— WHAT IS NEEDED —
Without the pictures, return each record as it appears.

*****

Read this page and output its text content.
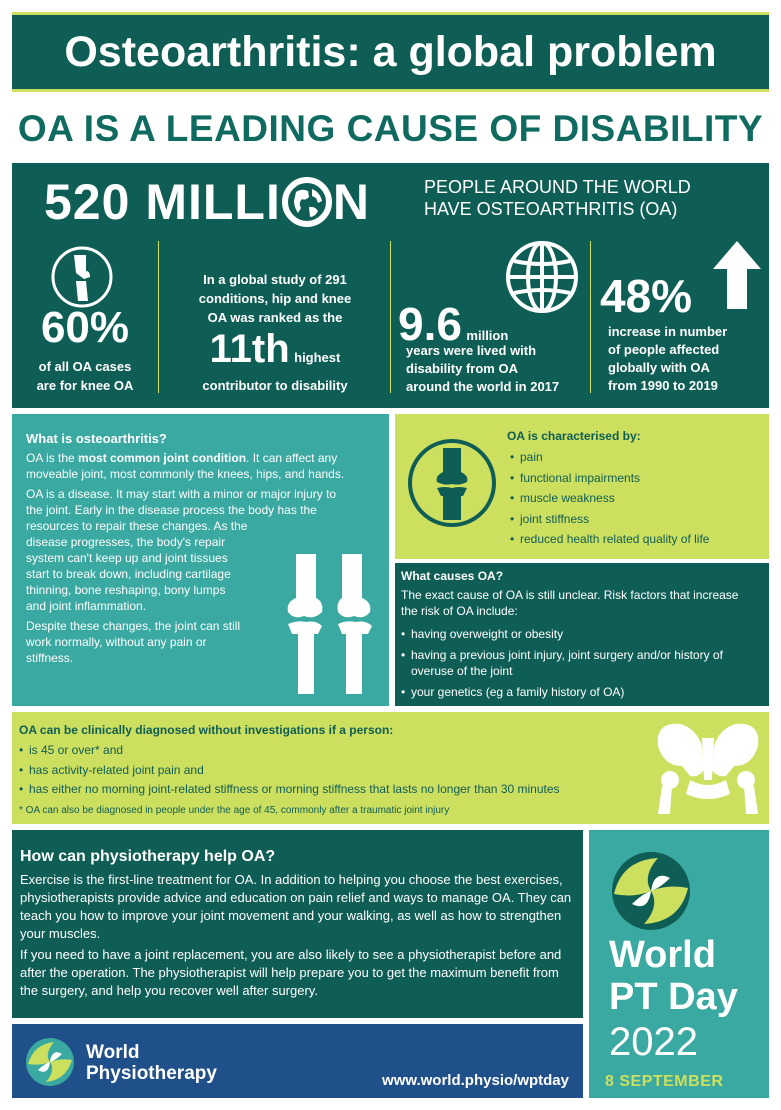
Osteoarthritis: a global problem
OA IS A LEADING CAUSE OF DISABILITY
520 MILLI N	PEOPLE AROUND THE WORLD
HAVE OSTEOARTHRITIS (OA)
60%
of all OA cases
are for knee OA
In a global study of 291
conditions, hip and knee
OA was ranked as the
11th highest
contributor to disability
9.6 million
years were lived with
disability from OA
around the world in 2017
48%
increase in number
of people affected
globally with OA
from 1990 to 2019
What is osteoarthritis?

OA is the most common joint condition. It can affect any moveable joint, most commonly the knees, hips, and hands.

OA is a disease. It may start with a minor or major injury to
the joint. Early in the disease process the body has the
resources to repair these changes. As the
disease progresses, the body's repair
system can't keep up and joint tissues
start to break down, including cartilage
thinning, bone reshaping, bony lumps
and joint inflammation.
Despite these changes, the joint can still
work normally, without any pain or
stiffness.
OA is characterised by:
• pain
• functional impairments
• muscle weakness
• joint stiffness
• reduced health related quality of life
What causes OA?
The exact cause of OA is still unclear. Risk factors that increase the risk of OA include:
• having overweight or obesity
• having a previous joint injury, joint surgery and/or history of overuse of the joint
• your genetics (eg a family history of OA)
OA can be clinically diagnosed without investigations if a person:
• is 45 or over* and
• has activity-related joint pain and
• has either no morning joint-related stiffness or morning stiffness that lasts no longer than 30 minutes
* OA can also be diagnosed in people under the age of 45, commonly after a traumatic joint injury
How can physiotherapy help OA?

Exercise is the first-line treatment for OA. In addition to helping you choose the best exercises, physiotherapists provide advice and education on pain relief and ways to manage OA. They can teach you how to improve your joint movement and your walking, as well as how to strengthen your muscles.

If you need to have a joint replacement, you are also likely to see a physiotherapist before and after the operation. The physiotherapist will help prepare you to get the maximum benefit from the surgery, and help you recover well after surgery.

World
Physiotherapy	www.world.physio/wptday
World
PT Day
2022
8 SEPTEMBER
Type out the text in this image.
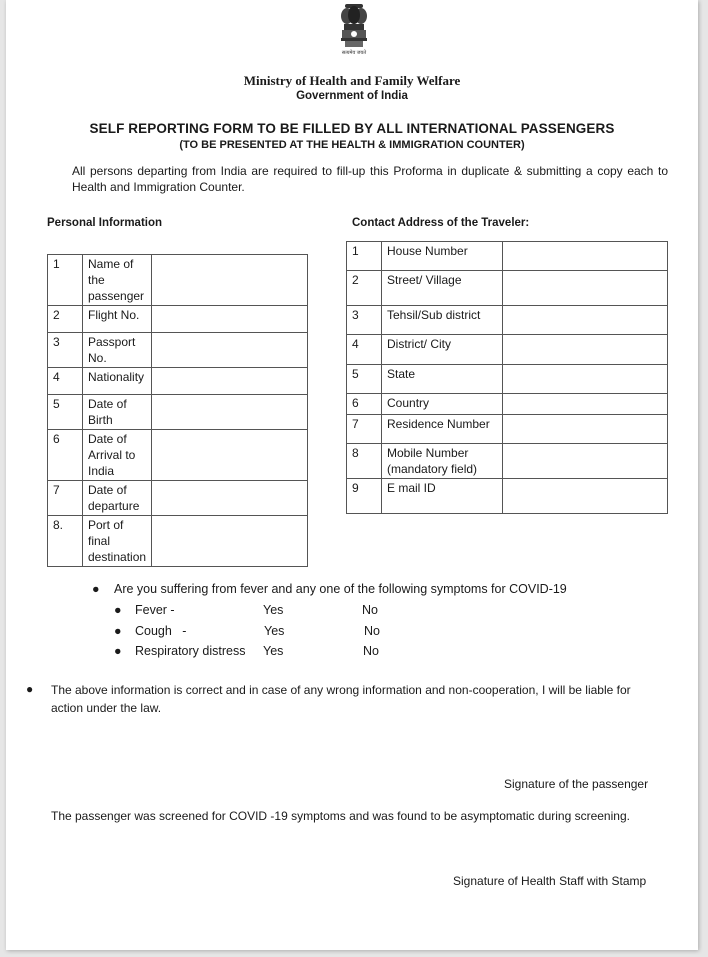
सत्यमेव जयते
Ministry of Health and Family Welfare
Government of India
SELF REPORTING FORM TO BE FILLED BY ALL INTERNATIONAL PASSENGERS
(TO BE PRESENTED AT THE HEALTH & IMMIGRATION COUNTER)
All persons departing from India are required to fill-up this Proforma in duplicate & submitting a copy each to Health and Immigration Counter.
Personal Information	Contact Address of the Traveler:
1	Name of the passenger	
2	Flight No.	
3	Passport No.	
4	Nationality	
5	Date of Birth	
6	Date of Arrival to India	
7	Date of departure	
8.	Port of final destination	
1	House Number	
2	Street/ Village	
3	Tehsil/Sub district	
4	District/ City	
5	State	
6	Country	
7	Residence Number	
8	Mobile Number (mandatory field)	
9	E mail ID	
● Are you suffering from fever and any one of the following symptoms for COVID-19
● Fever -	Yes	No
● Cough   -	Yes	No
● Respiratory distress Yes	No
● The above information is correct and in case of any wrong information and non-cooperation, I will be liable for action under the law.
Signature of the passenger
The passenger was screened for COVID -19 symptoms and was found to be asymptomatic during screening.
Signature of Health Staff with Stamp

*****

— SOLUTION TO THIS TASK —
Read this page and output its text content.
Osteoarthritis: a global problem
OA IS A LEADING CAUSE OF DISABILITY
520 MILLI N	PEOPLE AROUND THE WORLD
HAVE OSTEOARTHRITIS (OA)
60%
of all OA cases
are for knee OA
In a global study of 291
conditions, hip and knee
OA was ranked as the
11th highest
contributor to disability
9.6 million
years were lived with
disability from OA
around the world in 2017
48%
increase in number
of people affected
globally with OA
from 1990 to 2019
What is osteoarthritis?

OA is the most common joint condition. It can affect any moveable joint, most commonly the knees, hips, and hands.

OA is a disease. It may start with a minor or major injury to
the joint. Early in the disease process the body has the
resources to repair these changes. As the
disease progresses, the body's repair
system can't keep up and joint tissues
start to break down, including cartilage
thinning, bone reshaping, bony lumps
and joint inflammation.
Despite these changes, the joint can still
work normally, without any pain or
stiffness.
OA is characterised by:
• pain
• functional impairments
• muscle weakness
• joint stiffness
• reduced health related quality of life
What causes OA?
The exact cause of OA is still unclear. Risk factors that increase the risk of OA include:
• having overweight or obesity
• having a previous joint injury, joint surgery and/or history of overuse of the joint
• your genetics (eg a family history of OA)
OA can be clinically diagnosed without investigations if a person:
• is 45 or over* and
• has activity-related joint pain and
• has either no morning joint-related stiffness or morning stiffness that lasts no longer than 30 minutes
* OA can also be diagnosed in people under the age of 45, commonly after a traumatic joint injury
How can physiotherapy help OA?

Exercise is the first-line treatment for OA. In addition to helping you choose the best exercises, physiotherapists provide advice and education on pain relief and ways to manage OA. They can teach you how to improve your joint movement and your walking, as well as how to strengthen your muscles.

If you need to have a joint replacement, you are also likely to see a physiotherapist before and after the operation. The physiotherapist will help prepare you to get the maximum benefit from the surgery, and help you recover well after surgery.

World
Physiotherapy	www.world.physio/wptday
World
PT Day
2022
8 SEPTEMBER
Type out the text in this image.
सत्यमेव जयते
Ministry of Health and Family Welfare
Government of India
SELF REPORTING FORM TO BE FILLED BY ALL INTERNATIONAL PASSENGERS
(TO BE PRESENTED AT THE HEALTH & IMMIGRATION COUNTER)
All persons departing from India are required to fill-up this Proforma in duplicate & submitting a copy each to Health and Immigration Counter.
Personal Information	Contact Address of the Traveler:
1	Name of the passenger	
2	Flight No.	
3	Passport No.	
4	Nationality	
5	Date of Birth	
6	Date of Arrival to India	
7	Date of departure	
8.	Port of final destination	
1	House Number	
2	Street/ Village	
3	Tehsil/Sub district	
4	District/ City	
5	State	
6	Country	
7	Residence Number	
8	Mobile Number (mandatory field)	
9	E mail ID	
● Are you suffering from fever and any one of the following symptoms for COVID-19
● Fever -	Yes	No
● Cough   -	Yes	No
● Respiratory distress Yes	No
● The above information is correct and in case of any wrong information and non-cooperation, I will be liable for action under the law.
Signature of the passenger
The passenger was screened for COVID -19 symptoms and was found to be asymptomatic during screening.
Signature of Health Staff with Stamp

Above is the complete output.